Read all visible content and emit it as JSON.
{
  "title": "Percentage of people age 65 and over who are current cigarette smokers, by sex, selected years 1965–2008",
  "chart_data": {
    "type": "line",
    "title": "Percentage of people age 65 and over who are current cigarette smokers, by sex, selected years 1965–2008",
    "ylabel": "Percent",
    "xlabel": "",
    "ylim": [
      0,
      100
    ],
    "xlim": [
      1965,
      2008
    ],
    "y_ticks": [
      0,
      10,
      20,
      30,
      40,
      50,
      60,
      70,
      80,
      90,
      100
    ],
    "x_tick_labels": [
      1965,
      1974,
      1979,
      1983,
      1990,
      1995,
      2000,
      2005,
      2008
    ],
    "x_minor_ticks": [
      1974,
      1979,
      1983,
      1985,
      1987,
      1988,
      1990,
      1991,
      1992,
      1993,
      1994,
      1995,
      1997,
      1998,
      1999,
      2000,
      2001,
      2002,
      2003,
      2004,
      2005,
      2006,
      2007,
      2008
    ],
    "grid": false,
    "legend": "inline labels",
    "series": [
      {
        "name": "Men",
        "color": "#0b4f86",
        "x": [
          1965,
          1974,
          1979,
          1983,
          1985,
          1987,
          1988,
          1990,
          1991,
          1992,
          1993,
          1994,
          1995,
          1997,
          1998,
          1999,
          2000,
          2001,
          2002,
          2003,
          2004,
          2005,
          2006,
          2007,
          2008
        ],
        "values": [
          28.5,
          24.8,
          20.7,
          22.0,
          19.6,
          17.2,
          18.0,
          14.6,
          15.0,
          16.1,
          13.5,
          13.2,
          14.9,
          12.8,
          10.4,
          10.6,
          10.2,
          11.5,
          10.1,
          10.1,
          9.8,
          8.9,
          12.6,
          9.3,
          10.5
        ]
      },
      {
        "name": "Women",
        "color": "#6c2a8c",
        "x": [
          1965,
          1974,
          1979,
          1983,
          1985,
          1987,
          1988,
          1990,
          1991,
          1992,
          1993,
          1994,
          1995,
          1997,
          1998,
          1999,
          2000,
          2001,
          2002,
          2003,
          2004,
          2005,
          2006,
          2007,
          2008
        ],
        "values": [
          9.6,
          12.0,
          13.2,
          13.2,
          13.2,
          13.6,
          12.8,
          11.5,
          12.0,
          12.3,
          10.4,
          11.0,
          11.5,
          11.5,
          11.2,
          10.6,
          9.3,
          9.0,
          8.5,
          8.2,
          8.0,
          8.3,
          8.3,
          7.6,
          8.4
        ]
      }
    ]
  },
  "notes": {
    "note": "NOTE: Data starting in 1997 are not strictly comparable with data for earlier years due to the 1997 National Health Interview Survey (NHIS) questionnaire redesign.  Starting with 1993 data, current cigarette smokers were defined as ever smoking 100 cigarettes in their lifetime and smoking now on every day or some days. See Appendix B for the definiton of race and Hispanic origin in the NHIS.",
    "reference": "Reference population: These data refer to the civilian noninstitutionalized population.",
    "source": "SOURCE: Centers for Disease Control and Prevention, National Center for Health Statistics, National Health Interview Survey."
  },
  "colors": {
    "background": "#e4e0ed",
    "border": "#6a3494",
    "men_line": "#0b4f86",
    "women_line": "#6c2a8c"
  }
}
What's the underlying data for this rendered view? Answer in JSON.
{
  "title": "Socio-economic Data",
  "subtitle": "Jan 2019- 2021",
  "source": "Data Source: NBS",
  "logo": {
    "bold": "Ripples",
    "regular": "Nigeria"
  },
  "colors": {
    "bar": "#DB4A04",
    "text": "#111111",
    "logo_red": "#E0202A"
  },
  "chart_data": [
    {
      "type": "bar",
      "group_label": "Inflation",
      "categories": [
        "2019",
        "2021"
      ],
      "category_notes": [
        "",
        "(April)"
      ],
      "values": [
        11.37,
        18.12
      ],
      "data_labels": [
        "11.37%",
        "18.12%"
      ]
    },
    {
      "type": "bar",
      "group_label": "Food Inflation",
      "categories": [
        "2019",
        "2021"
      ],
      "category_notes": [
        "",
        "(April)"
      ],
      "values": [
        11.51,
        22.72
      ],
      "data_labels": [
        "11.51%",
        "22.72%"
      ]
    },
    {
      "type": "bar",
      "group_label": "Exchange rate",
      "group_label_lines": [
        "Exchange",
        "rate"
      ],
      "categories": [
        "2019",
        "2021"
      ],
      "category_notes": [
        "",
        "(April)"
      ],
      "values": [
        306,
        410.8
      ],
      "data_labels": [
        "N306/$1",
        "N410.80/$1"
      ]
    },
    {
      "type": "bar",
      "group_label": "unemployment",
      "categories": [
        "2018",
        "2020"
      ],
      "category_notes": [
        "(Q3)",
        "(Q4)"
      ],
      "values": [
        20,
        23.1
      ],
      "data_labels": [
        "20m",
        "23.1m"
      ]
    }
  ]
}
════════════════
__Problem description__.
Repeat the material in full, exactly as it stands.

__The answer__.
Read all visible content and emit it as JSON.
{
  "title": "Percentage of people age 65 and over who are current cigarette smokers, by sex, selected years 1965–2008",
  "chart_data": {
    "type": "line",
    "title": "Percentage of people age 65 and over who are current cigarette smokers, by sex, selected years 1965–2008",
    "ylabel": "Percent",
    "xlabel": "",
    "ylim": [
      0,
      100
    ],
    "xlim": [
      1965,
      2008
    ],
    "y_ticks": [
      0,
      10,
      20,
      30,
      40,
      50,
      60,
      70,
      80,
      90,
      100
    ],
    "x_tick_labels": [
      1965,
      1974,
      1979,
      1983,
      1990,
      1995,
      2000,
      2005,
      2008
    ],
    "x_minor_ticks": [
      1974,
      1979,
      1983,
      1985,
      1987,
      1988,
      1990,
      1991,
      1992,
      1993,
      1994,
      1995,
      1997,
      1998,
      1999,
      2000,
      2001,
      2002,
      2003,
      2004,
      2005,
      2006,
      2007,
      2008
    ],
    "grid": false,
    "legend": "inline labels",
    "series": [
      {
        "name": "Men",
        "color": "#0b4f86",
        "x": [
          1965,
          1974,
          1979,
          1983,
          1985,
          1987,
          1988,
          1990,
          1991,
          1992,
          1993,
          1994,
          1995,
          1997,
          1998,
          1999,
          2000,
          2001,
          2002,
          2003,
          2004,
          2005,
          2006,
          2007,
          2008
        ],
        "values": [
          28.5,
          24.8,
          20.7,
          22.0,
          19.6,
          17.2,
          18.0,
          14.6,
          15.0,
          16.1,
          13.5,
          13.2,
          14.9,
          12.8,
          10.4,
          10.6,
          10.2,
          11.5,
          10.1,
          10.1,
          9.8,
          8.9,
          12.6,
          9.3,
          10.5
        ]
      },
      {
        "name": "Women",
        "color": "#6c2a8c",
        "x": [
          1965,
          1974,
          1979,
          1983,
          1985,
          1987,
          1988,
          1990,
          1991,
          1992,
          1993,
          1994,
          1995,
          1997,
          1998,
          1999,
          2000,
          2001,
          2002,
          2003,
          2004,
          2005,
          2006,
          2007,
          2008
        ],
        "values": [
          9.6,
          12.0,
          13.2,
          13.2,
          13.2,
          13.6,
          12.8,
          11.5,
          12.0,
          12.3,
          10.4,
          11.0,
          11.5,
          11.5,
          11.2,
          10.6,
          9.3,
          9.0,
          8.5,
          8.2,
          8.0,
          8.3,
          8.3,
          7.6,
          8.4
        ]
      }
    ]
  },
  "notes": {
    "note": "NOTE: Data starting in 1997 are not strictly comparable with data for earlier years due to the 1997 National Health Interview Survey (NHIS) questionnaire redesign.  Starting with 1993 data, current cigarette smokers were defined as ever smoking 100 cigarettes in their lifetime and smoking now on every day or some days. See Appendix B for the definiton of race and Hispanic origin in the NHIS.",
    "reference": "Reference population: These data refer to the civilian noninstitutionalized population.",
    "source": "SOURCE: Centers for Disease Control and Prevention, National Center for Health Statistics, National Health Interview Survey."
  },
  "colors": {
    "background": "#e4e0ed",
    "border": "#6a3494",
    "men_line": "#0b4f86",
    "women_line": "#6c2a8c"
  }
}
What's the underlying data for this rendered view? Answer in JSON.
{
  "title": "Socio-economic Data",
  "subtitle": "Jan 2019- 2021",
  "source": "Data Source: NBS",
  "logo": {
    "bold": "Ripples",
    "regular": "Nigeria"
  },
  "colors": {
    "bar": "#DB4A04",
    "text": "#111111",
    "logo_red": "#E0202A"
  },
  "chart_data": [
    {
      "type": "bar",
      "group_label": "Inflation",
      "categories": [
        "2019",
        "2021"
      ],
      "category_notes": [
        "",
        "(April)"
      ],
      "values": [
        11.37,
        18.12
      ],
      "data_labels": [
        "11.37%",
        "18.12%"
      ]
    },
    {
      "type": "bar",
      "group_label": "Food Inflation",
      "categories": [
        "2019",
        "2021"
      ],
      "category_notes": [
        "",
        "(April)"
      ],
      "values": [
        11.51,
        22.72
      ],
      "data_labels": [
        "11.51%",
        "22.72%"
      ]
    },
    {
      "type": "bar",
      "group_label": "Exchange rate",
      "group_label_lines": [
        "Exchange",
        "rate"
      ],
      "categories": [
        "2019",
        "2021"
      ],
      "category_notes": [
        "",
        "(April)"
      ],
      "values": [
        306,
        410.8
      ],
      "data_labels": [
        "N306/$1",
        "N410.80/$1"
      ]
    },
    {
      "type": "bar",
      "group_label": "unemployment",
      "categories": [
        "2018",
        "2020"
      ],
      "category_notes": [
        "(Q3)",
        "(Q4)"
      ],
      "values": [
        20,
        23.1
      ],
      "data_labels": [
        "20m",
        "23.1m"
      ]
    }
  ]
}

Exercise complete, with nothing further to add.